Identify the lines that contain the string "each" and copy all of them.

--- Provided entries ---

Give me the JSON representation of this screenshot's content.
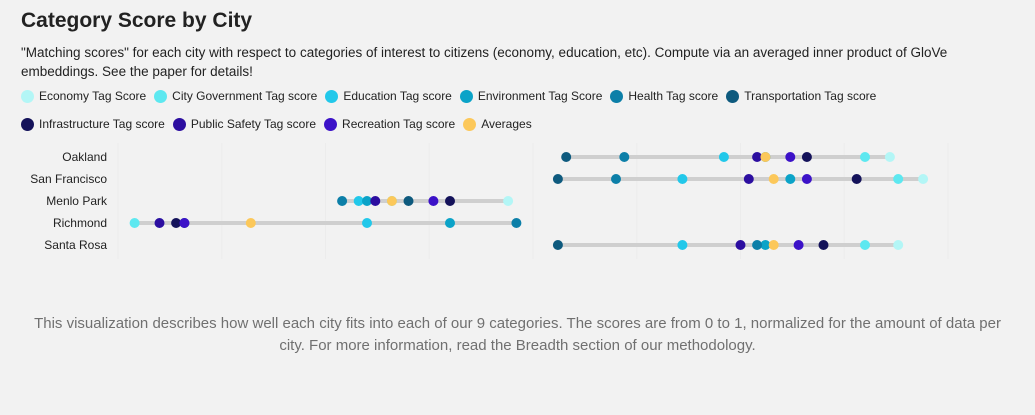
{
  "title": "Category Score by City",
  "subtitle": "\"Matching scores\" for each city with respect to categories of interest to citizens (economy, education, etc). Compute via an averaged inner product of GloVe embeddings. See the paper for details!",
  "footer": "This visualization describes how well each city fits into each of our 9 categories. The scores are from 0 to 1, normalized for the amount of data per city. For more information, read the Breadth section of our methodology.",
  "chart_data": {
    "type": "dot",
    "title": "Category Score by City",
    "xlim": [
      0,
      1
    ],
    "legend_position": "top-left",
    "categories": [
      "Oakland",
      "San Francisco",
      "Menlo Park",
      "Richmond",
      "Santa Rosa"
    ],
    "series": [
      {
        "name": "Economy Tag Score",
        "color": "#b3f6f6",
        "values": [
          0.93,
          0.97,
          0.47,
          0.05,
          0.94
        ]
      },
      {
        "name": "City Government Tag score",
        "color": "#5de8f0",
        "values": [
          0.9,
          0.94,
          0.33,
          0.02,
          0.9
        ]
      },
      {
        "name": "Education Tag score",
        "color": "#22c8ea",
        "values": [
          0.73,
          0.68,
          0.29,
          0.3,
          0.68
        ]
      },
      {
        "name": "Environment Tag Score",
        "color": "#0ba3c8",
        "values": [
          0.78,
          0.81,
          0.3,
          0.4,
          0.78
        ]
      },
      {
        "name": "Health Tag score",
        "color": "#0c7fa8",
        "values": [
          0.61,
          0.6,
          0.27,
          0.48,
          0.77
        ]
      },
      {
        "name": "Transportation Tag score",
        "color": "#0e5a7e",
        "values": [
          0.54,
          0.53,
          0.35,
          0.08,
          0.53
        ]
      },
      {
        "name": "Infrastructure Tag score",
        "color": "#14125a",
        "values": [
          0.83,
          0.89,
          0.4,
          0.07,
          0.85
        ]
      },
      {
        "name": "Public Safety Tag score",
        "color": "#2c0ea0",
        "values": [
          0.77,
          0.76,
          0.31,
          0.05,
          0.75
        ]
      },
      {
        "name": "Recreation Tag score",
        "color": "#3c12c8",
        "values": [
          0.81,
          0.83,
          0.38,
          0.08,
          0.82
        ]
      },
      {
        "name": "Averages",
        "color": "#fcc85a",
        "values": [
          0.78,
          0.79,
          0.33,
          0.16,
          0.79
        ]
      }
    ]
  }
}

---

Solved problem =
  "subtitle": "\"Matching scores\" for each city with respect to categories of interest to citizens (economy, education, etc). Compute via an averaged inner product of GloVe embeddings. See the paper for details!",
  "footer": "This visualization describes how well each city fits into each of our 9 categories. The scores are from 0 to 1, normalized for the amount of data per city. For more information, read the Breadth section of our methodology.",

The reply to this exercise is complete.